### Directive:
Please transcribe the records precisely; pictures stay out of your copy.

### Raw data:

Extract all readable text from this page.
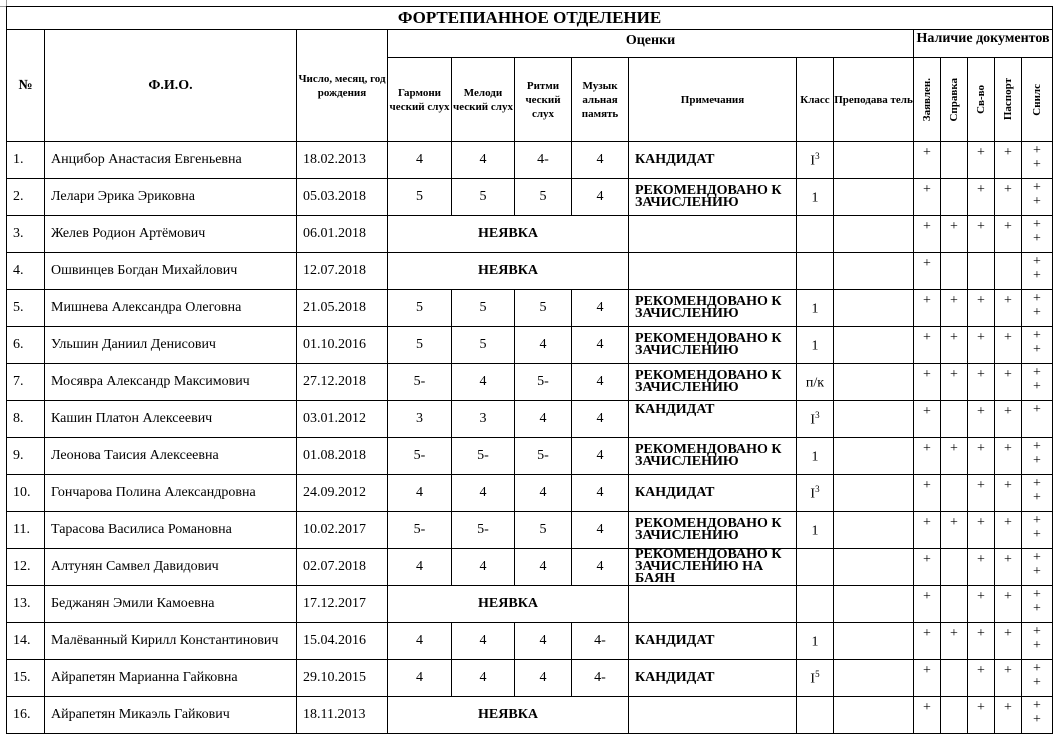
ФОРТЕПИАННОЕ ОТДЕЛЕНИЕ														
№	Ф.И.О.	Число, месяц, год рождения	Оценки							Наличие документов				
			Гармони ческий слух	Мелоди ческий слух	Ритми ческий слух	Музык альная память	Примечания	Класс	Преподава тель	Заявлен.	Справка	Св-во	Паспорт	Снилс

1.	Анцибор Анастасия Евгеньевна	18.02.2013	4	4	4-	4	КАНДИДАТ	$I^3$		+		+	+	+
+
2.	Лелари Эрика Эриковна	05.03.2018	5	5	5	4	РЕКОМЕНДОВАНО К ЗАЧИСЛЕНИЮ	1		+		+	+	+
+
3.	Желев Родион Артёмович	06.01.2018	НЕЯВКА							+	+	+	+	+
+
4.	Ошвинцев Богдан Михайлович	12.07.2018	НЕЯВКА							+				+
+
5.	Мишнева Александра Олеговна	21.05.2018	5	5	5	4	РЕКОМЕНДОВАНО К ЗАЧИСЛЕНИЮ	1		+	+	+	+	+
+
6.	Ульшин Даниил Денисович	01.10.2016	5	5	4	4	РЕКОМЕНДОВАНО К ЗАЧИСЛЕНИЮ	1		+	+	+	+	+
+
7.	Мосявра Александр Максимович	27.12.2018	5-	4	5-	4	РЕКОМЕНДОВАНО К ЗАЧИСЛЕНИЮ	п/к		+	+	+	+	+
+
8.	Кашин Платон Алексеевич	03.01.2012	3	3	4	4	КАНДИДАТ	$I^3$		+		+	+	+
9.	Леонова Таисия Алексеевна	01.08.2018	5-	5-	5-	4	РЕКОМЕНДОВАНО К ЗАЧИСЛЕНИЮ	1		+	+	+	+	+
+
10.	Гончарова Полина Александровна	24.09.2012	4	4	4	4	КАНДИДАТ	$I^3$		+		+	+	+
+
11.	Тарасова Василиса Романовна	10.02.2017	5-	5-	5	4	РЕКОМЕНДОВАНО К ЗАЧИСЛЕНИЮ	1		+	+	+	+	+
+
12.	Алтунян Самвел Давидович	02.07.2018	4	4	4	4	РЕКОМЕНДОВАНО К ЗАЧИСЛЕНИЮ НА БАЯН			+		+	+	+
+
13.	Беджанян Эмили Камоевна	17.12.2017	НЕЯВКА							+		+	+	+
+
14.	Малёванный Кирилл Константинович	15.04.2016	4	4	4	4-	КАНДИДАТ	1		+	+	+	+	+
+
15.	Айрапетян Марианна Гайковна	29.10.2015	4	4	4	4-	КАНДИДАТ	$I^5$		+		+	+	+
+
16.	Айрапетян Микаэль Гайкович	18.11.2013	НЕЯВКА							+		+	+	+
+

### Exercise answer:
Extract all readable text from this page.
ФОРТЕПИАННОЕ ОТДЕЛЕНИЕ														
№	Ф.И.О.	Число, месяц, год рождения	Оценки							Наличие документов				
			Гармони ческий слух	Мелоди ческий слух	Ритми ческий слух	Музык альная память	Примечания	Класс	Преподава тель	Заявлен.	Справка	Св-во	Паспорт	Снилс

1.	Анцибор Анастасия Евгеньевна	18.02.2013	4	4	4-	4	КАНДИДАТ	$I^3$		+		+	+	+
+
2.	Лелари Эрика Эриковна	05.03.2018	5	5	5	4	РЕКОМЕНДОВАНО К ЗАЧИСЛЕНИЮ	1		+		+	+	+
+
3.	Желев Родион Артёмович	06.01.2018	НЕЯВКА							+	+	+	+	+
+
4.	Ошвинцев Богдан Михайлович	12.07.2018	НЕЯВКА							+				+
+
5.	Мишнева Александра Олеговна	21.05.2018	5	5	5	4	РЕКОМЕНДОВАНО К ЗАЧИСЛЕНИЮ	1		+	+	+	+	+
+
6.	Ульшин Даниил Денисович	01.10.2016	5	5	4	4	РЕКОМЕНДОВАНО К ЗАЧИСЛЕНИЮ	1		+	+	+	+	+
+
7.	Мосявра Александр Максимович	27.12.2018	5-	4	5-	4	РЕКОМЕНДОВАНО К ЗАЧИСЛЕНИЮ	п/к		+	+	+	+	+
+
8.	Кашин Платон Алексеевич	03.01.2012	3	3	4	4	КАНДИДАТ	$I^3$		+		+	+	+
9.	Леонова Таисия Алексеевна	01.08.2018	5-	5-	5-	4	РЕКОМЕНДОВАНО К ЗАЧИСЛЕНИЮ	1		+	+	+	+	+
+
10.	Гончарова Полина Александровна	24.09.2012	4	4	4	4	КАНДИДАТ	$I^3$		+		+	+	+
+
11.	Тарасова Василиса Романовна	10.02.2017	5-	5-	5	4	РЕКОМЕНДОВАНО К ЗАЧИСЛЕНИЮ	1		+	+	+	+	+
+
12.	Алтунян Самвел Давидович	02.07.2018	4	4	4	4	РЕКОМЕНДОВАНО К ЗАЧИСЛЕНИЮ НА БАЯН			+		+	+	+
+
13.	Беджанян Эмили Камоевна	17.12.2017	НЕЯВКА							+		+	+	+
+
14.	Малёванный Кирилл Константинович	15.04.2016	4	4	4	4-	КАНДИДАТ	1		+	+	+	+	+
+
15.	Айрапетян Марианна Гайковна	29.10.2015	4	4	4	4-	КАНДИДАТ	$I^5$		+		+	+	+
+
16.	Айрапетян Микаэль Гайкович	18.11.2013	НЕЯВКА							+		+	+	+
+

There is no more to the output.